(Given instruction): Locate the line containing "Give me a plain-text" in the data below. Reproduce it and every following line up to the end, exactly as given.

(Dataset excerpts):
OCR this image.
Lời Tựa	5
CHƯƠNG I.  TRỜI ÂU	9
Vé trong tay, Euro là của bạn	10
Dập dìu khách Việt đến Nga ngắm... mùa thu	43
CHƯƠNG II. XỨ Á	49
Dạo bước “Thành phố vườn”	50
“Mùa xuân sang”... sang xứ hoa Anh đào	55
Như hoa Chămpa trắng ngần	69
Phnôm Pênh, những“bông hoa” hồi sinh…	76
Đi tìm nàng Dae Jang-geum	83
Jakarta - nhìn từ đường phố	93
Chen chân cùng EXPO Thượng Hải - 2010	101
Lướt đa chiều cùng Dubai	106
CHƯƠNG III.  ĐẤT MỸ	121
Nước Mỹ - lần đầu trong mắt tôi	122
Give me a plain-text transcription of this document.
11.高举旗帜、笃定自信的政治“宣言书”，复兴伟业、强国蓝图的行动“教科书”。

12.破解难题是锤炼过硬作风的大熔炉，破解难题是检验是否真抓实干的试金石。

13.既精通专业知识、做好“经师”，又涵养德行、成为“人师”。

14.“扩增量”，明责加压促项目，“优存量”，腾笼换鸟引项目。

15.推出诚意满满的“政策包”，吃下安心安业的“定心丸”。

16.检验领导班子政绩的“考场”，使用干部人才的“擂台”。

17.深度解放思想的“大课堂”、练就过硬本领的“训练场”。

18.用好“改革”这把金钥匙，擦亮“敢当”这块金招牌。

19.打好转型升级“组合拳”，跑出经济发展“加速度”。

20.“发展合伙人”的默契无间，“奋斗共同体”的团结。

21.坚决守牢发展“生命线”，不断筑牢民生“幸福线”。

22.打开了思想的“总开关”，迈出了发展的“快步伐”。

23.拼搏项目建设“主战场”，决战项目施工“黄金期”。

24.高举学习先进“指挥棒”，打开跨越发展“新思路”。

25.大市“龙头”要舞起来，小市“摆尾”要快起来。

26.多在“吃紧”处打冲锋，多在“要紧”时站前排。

(Answer to the exercise):
Give me a plain-text transcription of this document.
11.高举旗帜、笃定自信的政治“宣言书”，复兴伟业、强国蓝图的行动“教科书”。

12.破解难题是锤炼过硬作风的大熔炉，破解难题是检验是否真抓实干的试金石。

13.既精通专业知识、做好“经师”，又涵养德行、成为“人师”。

14.“扩增量”，明责加压促项目，“优存量”，腾笼换鸟引项目。

15.推出诚意满满的“政策包”，吃下安心安业的“定心丸”。

16.检验领导班子政绩的“考场”，使用干部人才的“擂台”。

17.深度解放思想的“大课堂”、练就过硬本领的“训练场”。

18.用好“改革”这把金钥匙，擦亮“敢当”这块金招牌。

19.打好转型升级“组合拳”，跑出经济发展“加速度”。

20.“发展合伙人”的默契无间，“奋斗共同体”的团结。

21.坚决守牢发展“生命线”，不断筑牢民生“幸福线”。

22.打开了思想的“总开关”，迈出了发展的“快步伐”。

23.拼搏项目建设“主战场”，决战项目施工“黄金期”。

24.高举学习先进“指挥棒”，打开跨越发展“新思路”。

25.大市“龙头”要舞起来，小市“摆尾”要快起来。

26.多在“吃紧”处打冲锋，多在“要紧”时站前排。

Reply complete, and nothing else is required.